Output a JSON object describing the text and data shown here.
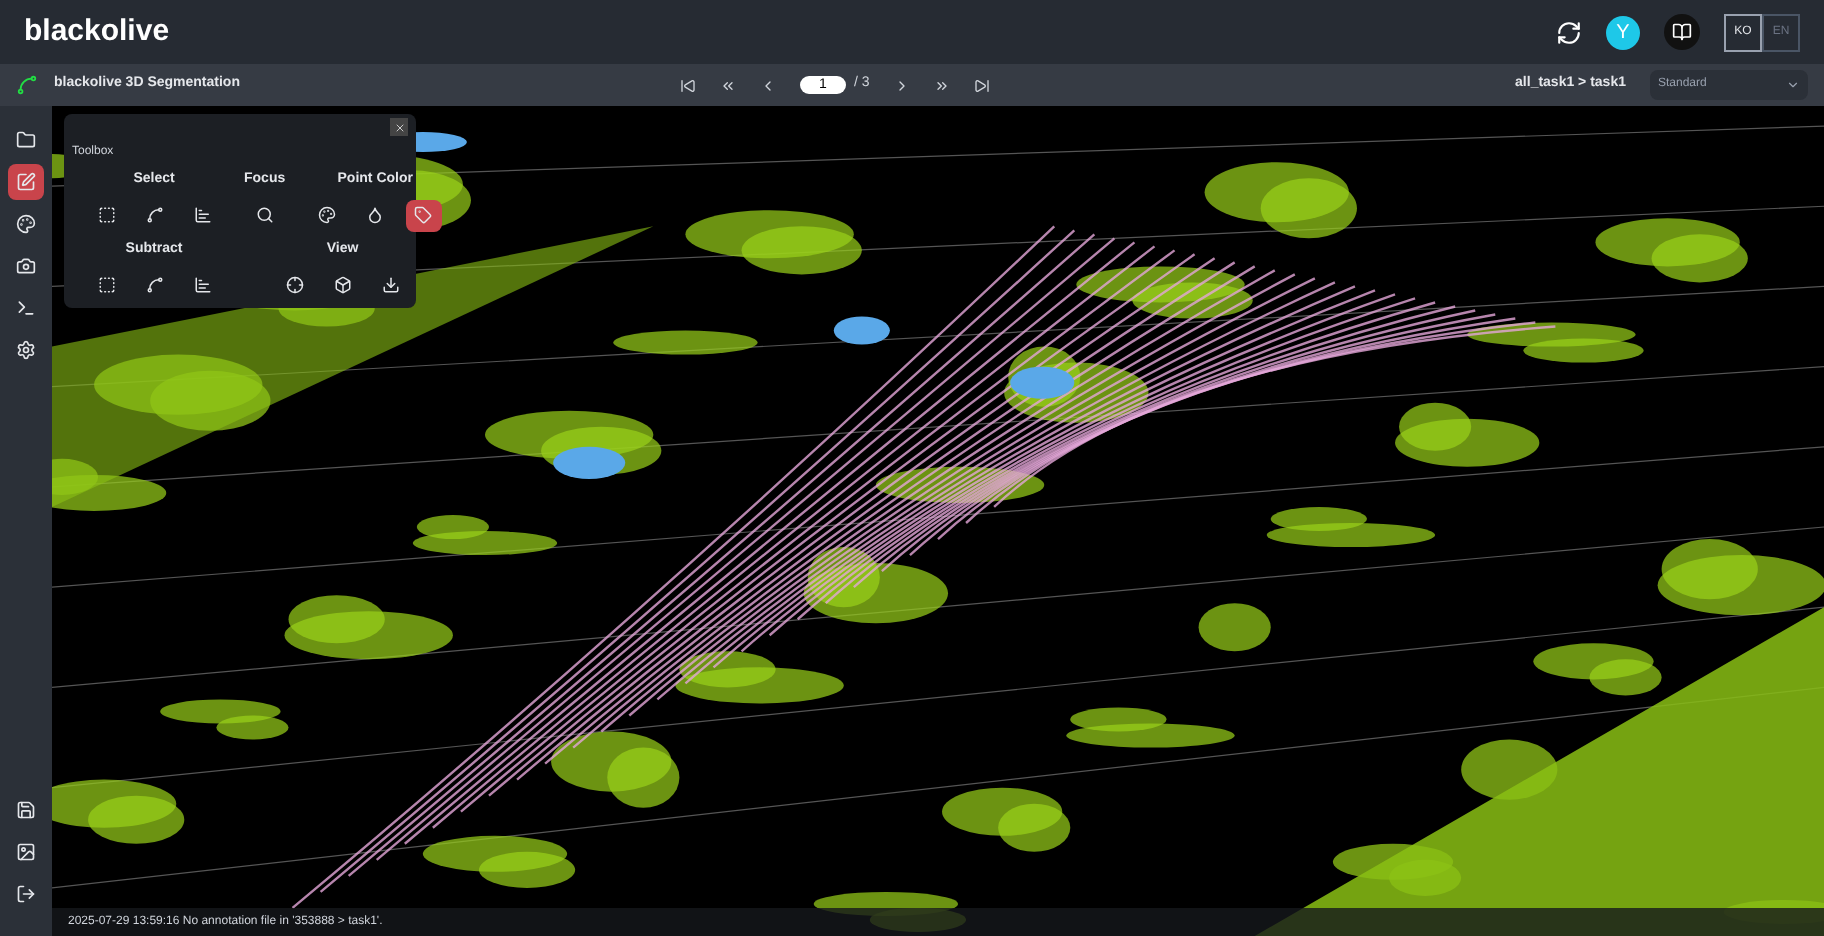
{
  "header": {
    "logo": "blackolive",
    "avatar": "Y",
    "languages": [
      {
        "label": "KO",
        "selected": true
      },
      {
        "label": "EN",
        "selected": false
      }
    ]
  },
  "toolbar": {
    "title": "blackolive 3D Segmentation",
    "page": "1",
    "page_total": "/ 3",
    "breadcrumb": "all_task1 > task1",
    "view_mode": "Standard"
  },
  "sidebar": {
    "items": [
      {
        "kind": "folder",
        "selected": false
      },
      {
        "kind": "edit",
        "selected": true
      },
      {
        "kind": "palette",
        "selected": false
      },
      {
        "kind": "camera",
        "selected": false
      },
      {
        "kind": "terminal",
        "selected": false
      },
      {
        "kind": "settings",
        "selected": false
      }
    ],
    "bottom_items": [
      {
        "kind": "save",
        "selected": false
      },
      {
        "kind": "image",
        "selected": false
      },
      {
        "kind": "logout",
        "selected": false
      }
    ]
  },
  "toolbox": {
    "title": "Toolbox",
    "groups": [
      {
        "label": "Select",
        "tools": [
          {
            "kind": "box",
            "selected": false
          },
          {
            "kind": "polygon",
            "selected": false
          },
          {
            "kind": "bars",
            "selected": false
          }
        ]
      },
      {
        "label": "Focus",
        "tools": [
          {
            "kind": "search",
            "selected": false
          }
        ]
      },
      {
        "label": "Point Color",
        "tools": [
          {
            "kind": "palette",
            "selected": false
          },
          {
            "kind": "drop",
            "selected": false
          },
          {
            "kind": "tag",
            "selected": true
          }
        ]
      },
      {
        "label": "Subtract",
        "tools": [
          {
            "kind": "box",
            "selected": false
          },
          {
            "kind": "polygon",
            "selected": false
          },
          {
            "kind": "bars",
            "selected": false
          }
        ]
      },
      {
        "label": "View",
        "tools": [
          {
            "kind": "crosshair",
            "selected": false
          },
          {
            "kind": "cube",
            "selected": false
          },
          {
            "kind": "download",
            "selected": false
          }
        ]
      }
    ]
  },
  "status_message": "2025-07-29 13:59:16 No annotation file in '353888 > task1'."
}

------------------------------------

Count the lines in the records above that contain the word "title", and give only the number.

2